● Given task:
Track down each line that has the word "value" and copy it.

● Input rows:
## Start

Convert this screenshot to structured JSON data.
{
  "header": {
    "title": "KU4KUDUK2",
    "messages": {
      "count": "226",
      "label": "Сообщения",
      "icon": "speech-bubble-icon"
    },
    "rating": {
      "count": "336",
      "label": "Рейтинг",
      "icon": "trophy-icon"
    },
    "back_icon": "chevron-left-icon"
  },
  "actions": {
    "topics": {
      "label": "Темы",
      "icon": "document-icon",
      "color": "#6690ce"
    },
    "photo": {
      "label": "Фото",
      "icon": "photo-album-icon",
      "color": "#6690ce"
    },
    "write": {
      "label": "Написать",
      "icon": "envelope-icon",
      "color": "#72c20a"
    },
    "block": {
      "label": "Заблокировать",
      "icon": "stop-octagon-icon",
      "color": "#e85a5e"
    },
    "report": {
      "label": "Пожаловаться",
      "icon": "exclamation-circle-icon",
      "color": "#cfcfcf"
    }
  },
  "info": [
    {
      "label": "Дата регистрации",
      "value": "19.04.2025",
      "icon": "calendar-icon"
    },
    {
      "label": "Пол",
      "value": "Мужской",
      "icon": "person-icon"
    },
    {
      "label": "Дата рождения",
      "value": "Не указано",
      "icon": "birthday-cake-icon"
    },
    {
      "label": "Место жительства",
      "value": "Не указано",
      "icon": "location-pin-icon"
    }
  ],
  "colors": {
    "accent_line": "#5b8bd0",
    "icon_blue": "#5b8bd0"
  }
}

## End

● Answer to the exercise:
      "value": "19.04.2025",
      "value": "Мужской",
      "value": "Не указано",
      "value": "Не указано",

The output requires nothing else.